→ Task to carry out
All entries must be extracted exactly, with nothing added or dropped.

→ Dataset records
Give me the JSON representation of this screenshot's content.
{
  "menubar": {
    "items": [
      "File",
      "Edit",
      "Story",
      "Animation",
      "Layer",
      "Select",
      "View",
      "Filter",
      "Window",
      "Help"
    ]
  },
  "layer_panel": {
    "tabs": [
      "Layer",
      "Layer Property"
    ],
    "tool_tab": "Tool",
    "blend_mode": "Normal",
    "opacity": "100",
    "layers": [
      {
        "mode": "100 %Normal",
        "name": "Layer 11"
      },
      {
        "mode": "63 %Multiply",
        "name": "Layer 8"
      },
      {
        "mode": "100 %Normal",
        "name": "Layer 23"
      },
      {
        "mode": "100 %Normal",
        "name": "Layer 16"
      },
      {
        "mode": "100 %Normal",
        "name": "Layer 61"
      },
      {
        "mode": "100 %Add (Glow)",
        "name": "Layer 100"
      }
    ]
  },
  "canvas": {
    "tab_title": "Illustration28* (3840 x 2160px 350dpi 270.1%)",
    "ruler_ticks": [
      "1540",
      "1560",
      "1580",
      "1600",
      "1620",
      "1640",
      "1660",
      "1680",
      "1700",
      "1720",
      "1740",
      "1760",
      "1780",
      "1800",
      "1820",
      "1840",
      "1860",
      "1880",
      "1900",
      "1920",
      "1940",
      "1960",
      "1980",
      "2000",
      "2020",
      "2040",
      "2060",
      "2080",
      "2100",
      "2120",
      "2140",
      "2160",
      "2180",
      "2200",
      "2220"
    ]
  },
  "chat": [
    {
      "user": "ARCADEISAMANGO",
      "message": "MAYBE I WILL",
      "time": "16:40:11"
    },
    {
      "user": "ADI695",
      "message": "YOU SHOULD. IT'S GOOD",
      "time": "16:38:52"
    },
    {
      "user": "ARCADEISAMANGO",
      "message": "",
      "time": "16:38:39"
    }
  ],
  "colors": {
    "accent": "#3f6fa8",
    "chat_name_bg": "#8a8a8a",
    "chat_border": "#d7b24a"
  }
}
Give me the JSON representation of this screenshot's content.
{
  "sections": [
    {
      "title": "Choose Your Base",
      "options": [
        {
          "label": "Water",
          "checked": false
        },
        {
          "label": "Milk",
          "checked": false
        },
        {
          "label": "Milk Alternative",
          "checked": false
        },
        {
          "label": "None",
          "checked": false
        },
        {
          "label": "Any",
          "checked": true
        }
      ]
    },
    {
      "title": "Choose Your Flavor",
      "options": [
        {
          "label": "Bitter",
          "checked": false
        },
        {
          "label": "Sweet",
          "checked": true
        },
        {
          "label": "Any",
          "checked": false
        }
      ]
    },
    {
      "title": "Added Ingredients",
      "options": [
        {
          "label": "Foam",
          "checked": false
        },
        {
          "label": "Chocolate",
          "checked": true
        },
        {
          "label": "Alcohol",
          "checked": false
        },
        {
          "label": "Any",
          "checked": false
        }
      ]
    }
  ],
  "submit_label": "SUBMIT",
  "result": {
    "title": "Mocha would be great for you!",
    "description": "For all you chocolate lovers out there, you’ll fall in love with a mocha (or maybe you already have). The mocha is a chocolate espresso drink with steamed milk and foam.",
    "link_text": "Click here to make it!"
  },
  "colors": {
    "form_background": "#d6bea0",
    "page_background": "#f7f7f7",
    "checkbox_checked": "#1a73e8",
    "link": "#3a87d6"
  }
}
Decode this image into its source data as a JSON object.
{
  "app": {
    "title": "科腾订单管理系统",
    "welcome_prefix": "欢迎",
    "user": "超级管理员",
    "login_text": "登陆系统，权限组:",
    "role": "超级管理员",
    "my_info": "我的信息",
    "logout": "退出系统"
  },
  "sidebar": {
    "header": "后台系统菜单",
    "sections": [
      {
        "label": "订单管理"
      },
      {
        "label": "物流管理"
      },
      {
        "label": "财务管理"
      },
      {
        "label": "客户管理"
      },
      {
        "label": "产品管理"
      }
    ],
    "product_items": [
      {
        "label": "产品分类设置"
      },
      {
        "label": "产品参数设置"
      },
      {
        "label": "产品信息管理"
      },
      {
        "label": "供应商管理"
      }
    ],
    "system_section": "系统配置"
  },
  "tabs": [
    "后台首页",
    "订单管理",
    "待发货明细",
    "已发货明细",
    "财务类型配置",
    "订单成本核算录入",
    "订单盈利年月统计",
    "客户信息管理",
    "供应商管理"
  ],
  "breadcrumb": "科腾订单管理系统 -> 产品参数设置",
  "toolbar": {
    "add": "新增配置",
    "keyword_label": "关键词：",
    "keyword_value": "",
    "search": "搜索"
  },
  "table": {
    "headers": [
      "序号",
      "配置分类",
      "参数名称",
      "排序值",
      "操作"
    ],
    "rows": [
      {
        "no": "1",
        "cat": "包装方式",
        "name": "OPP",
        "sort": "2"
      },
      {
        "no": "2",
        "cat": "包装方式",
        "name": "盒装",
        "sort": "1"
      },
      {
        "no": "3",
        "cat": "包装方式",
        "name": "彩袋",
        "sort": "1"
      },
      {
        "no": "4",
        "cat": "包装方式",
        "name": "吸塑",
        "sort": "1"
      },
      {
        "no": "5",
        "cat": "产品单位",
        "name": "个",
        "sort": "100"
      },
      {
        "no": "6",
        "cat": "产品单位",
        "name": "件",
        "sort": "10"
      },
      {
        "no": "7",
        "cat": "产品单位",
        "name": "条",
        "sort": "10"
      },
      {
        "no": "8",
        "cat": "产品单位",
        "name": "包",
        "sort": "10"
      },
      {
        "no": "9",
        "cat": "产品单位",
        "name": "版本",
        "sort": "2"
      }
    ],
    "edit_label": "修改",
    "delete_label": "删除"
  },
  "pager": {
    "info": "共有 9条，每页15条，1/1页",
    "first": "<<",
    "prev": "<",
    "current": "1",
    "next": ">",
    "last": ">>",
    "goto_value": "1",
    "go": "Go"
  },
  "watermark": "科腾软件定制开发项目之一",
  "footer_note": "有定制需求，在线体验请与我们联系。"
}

→ Task answer
Give me the JSON representation of this screenshot's content.
{
  "menubar": {
    "items": [
      "File",
      "Edit",
      "Story",
      "Animation",
      "Layer",
      "Select",
      "View",
      "Filter",
      "Window",
      "Help"
    ]
  },
  "layer_panel": {
    "tabs": [
      "Layer",
      "Layer Property"
    ],
    "tool_tab": "Tool",
    "blend_mode": "Normal",
    "opacity": "100",
    "layers": [
      {
        "mode": "100 %Normal",
        "name": "Layer 11"
      },
      {
        "mode": "63 %Multiply",
        "name": "Layer 8"
      },
      {
        "mode": "100 %Normal",
        "name": "Layer 23"
      },
      {
        "mode": "100 %Normal",
        "name": "Layer 16"
      },
      {
        "mode": "100 %Normal",
        "name": "Layer 61"
      },
      {
        "mode": "100 %Add (Glow)",
        "name": "Layer 100"
      }
    ]
  },
  "canvas": {
    "tab_title": "Illustration28* (3840 x 2160px 350dpi 270.1%)",
    "ruler_ticks": [
      "1540",
      "1560",
      "1580",
      "1600",
      "1620",
      "1640",
      "1660",
      "1680",
      "1700",
      "1720",
      "1740",
      "1760",
      "1780",
      "1800",
      "1820",
      "1840",
      "1860",
      "1880",
      "1900",
      "1920",
      "1940",
      "1960",
      "1980",
      "2000",
      "2020",
      "2040",
      "2060",
      "2080",
      "2100",
      "2120",
      "2140",
      "2160",
      "2180",
      "2200",
      "2220"
    ]
  },
  "chat": [
    {
      "user": "ARCADEISAMANGO",
      "message": "MAYBE I WILL",
      "time": "16:40:11"
    },
    {
      "user": "ADI695",
      "message": "YOU SHOULD. IT'S GOOD",
      "time": "16:38:52"
    },
    {
      "user": "ARCADEISAMANGO",
      "message": "",
      "time": "16:38:39"
    }
  ],
  "colors": {
    "accent": "#3f6fa8",
    "chat_name_bg": "#8a8a8a",
    "chat_border": "#d7b24a"
  }
}
Give me the JSON representation of this screenshot's content.
{
  "sections": [
    {
      "title": "Choose Your Base",
      "options": [
        {
          "label": "Water",
          "checked": false
        },
        {
          "label": "Milk",
          "checked": false
        },
        {
          "label": "Milk Alternative",
          "checked": false
        },
        {
          "label": "None",
          "checked": false
        },
        {
          "label": "Any",
          "checked": true
        }
      ]
    },
    {
      "title": "Choose Your Flavor",
      "options": [
        {
          "label": "Bitter",
          "checked": false
        },
        {
          "label": "Sweet",
          "checked": true
        },
        {
          "label": "Any",
          "checked": false
        }
      ]
    },
    {
      "title": "Added Ingredients",
      "options": [
        {
          "label": "Foam",
          "checked": false
        },
        {
          "label": "Chocolate",
          "checked": true
        },
        {
          "label": "Alcohol",
          "checked": false
        },
        {
          "label": "Any",
          "checked": false
        }
      ]
    }
  ],
  "submit_label": "SUBMIT",
  "result": {
    "title": "Mocha would be great for you!",
    "description": "For all you chocolate lovers out there, you’ll fall in love with a mocha (or maybe you already have). The mocha is a chocolate espresso drink with steamed milk and foam.",
    "link_text": "Click here to make it!"
  },
  "colors": {
    "form_background": "#d6bea0",
    "page_background": "#f7f7f7",
    "checkbox_checked": "#1a73e8",
    "link": "#3a87d6"
  }
}
Decode this image into its source data as a JSON object.
{
  "app": {
    "title": "科腾订单管理系统",
    "welcome_prefix": "欢迎",
    "user": "超级管理员",
    "login_text": "登陆系统，权限组:",
    "role": "超级管理员",
    "my_info": "我的信息",
    "logout": "退出系统"
  },
  "sidebar": {
    "header": "后台系统菜单",
    "sections": [
      {
        "label": "订单管理"
      },
      {
        "label": "物流管理"
      },
      {
        "label": "财务管理"
      },
      {
        "label": "客户管理"
      },
      {
        "label": "产品管理"
      }
    ],
    "product_items": [
      {
        "label": "产品分类设置"
      },
      {
        "label": "产品参数设置"
      },
      {
        "label": "产品信息管理"
      },
      {
        "label": "供应商管理"
      }
    ],
    "system_section": "系统配置"
  },
  "tabs": [
    "后台首页",
    "订单管理",
    "待发货明细",
    "已发货明细",
    "财务类型配置",
    "订单成本核算录入",
    "订单盈利年月统计",
    "客户信息管理",
    "供应商管理"
  ],
  "breadcrumb": "科腾订单管理系统 -> 产品参数设置",
  "toolbar": {
    "add": "新增配置",
    "keyword_label": "关键词：",
    "keyword_value": "",
    "search": "搜索"
  },
  "table": {
    "headers": [
      "序号",
      "配置分类",
      "参数名称",
      "排序值",
      "操作"
    ],
    "rows": [
      {
        "no": "1",
        "cat": "包装方式",
        "name": "OPP",
        "sort": "2"
      },
      {
        "no": "2",
        "cat": "包装方式",
        "name": "盒装",
        "sort": "1"
      },
      {
        "no": "3",
        "cat": "包装方式",
        "name": "彩袋",
        "sort": "1"
      },
      {
        "no": "4",
        "cat": "包装方式",
        "name": "吸塑",
        "sort": "1"
      },
      {
        "no": "5",
        "cat": "产品单位",
        "name": "个",
        "sort": "100"
      },
      {
        "no": "6",
        "cat": "产品单位",
        "name": "件",
        "sort": "10"
      },
      {
        "no": "7",
        "cat": "产品单位",
        "name": "条",
        "sort": "10"
      },
      {
        "no": "8",
        "cat": "产品单位",
        "name": "包",
        "sort": "10"
      },
      {
        "no": "9",
        "cat": "产品单位",
        "name": "版本",
        "sort": "2"
      }
    ],
    "edit_label": "修改",
    "delete_label": "删除"
  },
  "pager": {
    "info": "共有 9条，每页15条，1/1页",
    "first": "<<",
    "prev": "<",
    "current": "1",
    "next": ">",
    "last": ">>",
    "goto_value": "1",
    "go": "Go"
  },
  "watermark": "科腾软件定制开发项目之一",
  "footer_note": "有定制需求，在线体验请与我们联系。"
}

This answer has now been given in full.